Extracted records
[BEGIN]

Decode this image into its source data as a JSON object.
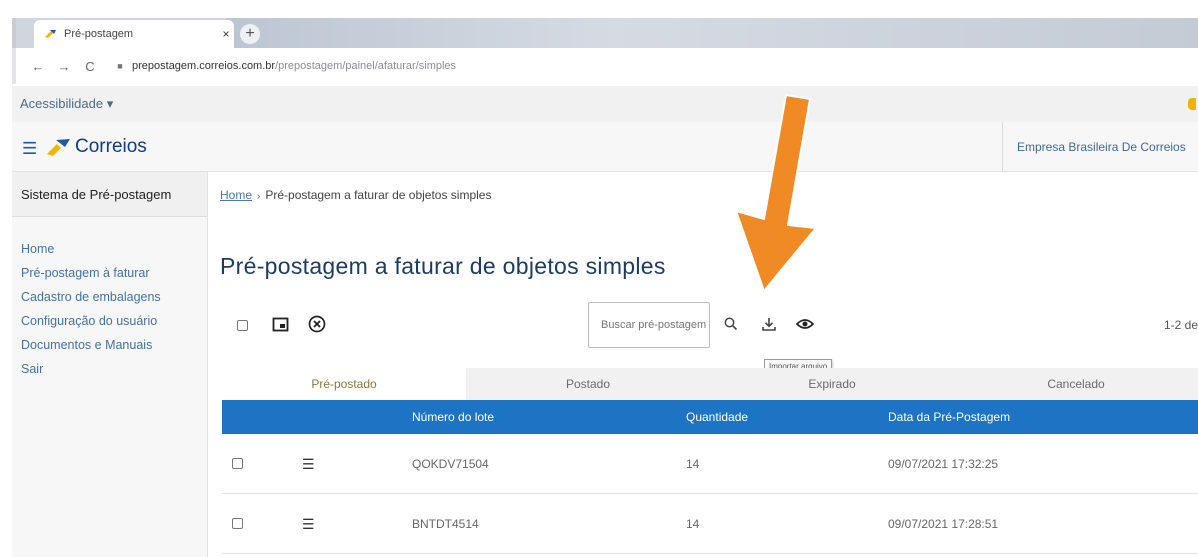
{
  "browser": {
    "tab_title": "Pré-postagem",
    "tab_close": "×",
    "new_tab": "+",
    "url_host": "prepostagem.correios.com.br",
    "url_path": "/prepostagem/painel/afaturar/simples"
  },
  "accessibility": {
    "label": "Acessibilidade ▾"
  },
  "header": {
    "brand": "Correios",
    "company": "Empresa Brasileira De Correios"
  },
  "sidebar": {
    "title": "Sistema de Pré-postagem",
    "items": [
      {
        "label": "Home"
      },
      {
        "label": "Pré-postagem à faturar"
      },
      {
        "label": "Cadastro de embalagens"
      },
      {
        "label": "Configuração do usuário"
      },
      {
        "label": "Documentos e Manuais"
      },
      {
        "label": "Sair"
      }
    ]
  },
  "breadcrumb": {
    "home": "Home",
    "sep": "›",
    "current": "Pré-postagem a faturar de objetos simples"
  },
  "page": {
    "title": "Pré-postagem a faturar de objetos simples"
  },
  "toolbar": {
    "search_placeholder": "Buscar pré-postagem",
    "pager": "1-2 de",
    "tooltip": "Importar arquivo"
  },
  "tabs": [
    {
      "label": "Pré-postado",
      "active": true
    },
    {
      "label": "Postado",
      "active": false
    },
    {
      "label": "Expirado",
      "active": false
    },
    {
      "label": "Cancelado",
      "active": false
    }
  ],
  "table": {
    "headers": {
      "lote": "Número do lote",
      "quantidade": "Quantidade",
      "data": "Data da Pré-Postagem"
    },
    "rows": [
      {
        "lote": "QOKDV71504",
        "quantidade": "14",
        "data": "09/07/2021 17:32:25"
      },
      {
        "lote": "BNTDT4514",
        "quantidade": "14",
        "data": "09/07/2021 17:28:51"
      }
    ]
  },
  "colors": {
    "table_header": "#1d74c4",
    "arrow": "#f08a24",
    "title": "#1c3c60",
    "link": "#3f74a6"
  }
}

[END]

AIM: Your copy should match the records word for word, with the pictures removed.

ANSWER:
Decode this image into its source data as a JSON object.
{
  "browser": {
    "tab_title": "Pré-postagem",
    "tab_close": "×",
    "new_tab": "+",
    "url_host": "prepostagem.correios.com.br",
    "url_path": "/prepostagem/painel/afaturar/simples"
  },
  "accessibility": {
    "label": "Acessibilidade ▾"
  },
  "header": {
    "brand": "Correios",
    "company": "Empresa Brasileira De Correios"
  },
  "sidebar": {
    "title": "Sistema de Pré-postagem",
    "items": [
      {
        "label": "Home"
      },
      {
        "label": "Pré-postagem à faturar"
      },
      {
        "label": "Cadastro de embalagens"
      },
      {
        "label": "Configuração do usuário"
      },
      {
        "label": "Documentos e Manuais"
      },
      {
        "label": "Sair"
      }
    ]
  },
  "breadcrumb": {
    "home": "Home",
    "sep": "›",
    "current": "Pré-postagem a faturar de objetos simples"
  },
  "page": {
    "title": "Pré-postagem a faturar de objetos simples"
  },
  "toolbar": {
    "search_placeholder": "Buscar pré-postagem",
    "pager": "1-2 de",
    "tooltip": "Importar arquivo"
  },
  "tabs": [
    {
      "label": "Pré-postado",
      "active": true
    },
    {
      "label": "Postado",
      "active": false
    },
    {
      "label": "Expirado",
      "active": false
    },
    {
      "label": "Cancelado",
      "active": false
    }
  ],
  "table": {
    "headers": {
      "lote": "Número do lote",
      "quantidade": "Quantidade",
      "data": "Data da Pré-Postagem"
    },
    "rows": [
      {
        "lote": "QOKDV71504",
        "quantidade": "14",
        "data": "09/07/2021 17:32:25"
      },
      {
        "lote": "BNTDT4514",
        "quantidade": "14",
        "data": "09/07/2021 17:28:51"
      }
    ]
  },
  "colors": {
    "table_header": "#1d74c4",
    "arrow": "#f08a24",
    "title": "#1c3c60",
    "link": "#3f74a6"
  }
}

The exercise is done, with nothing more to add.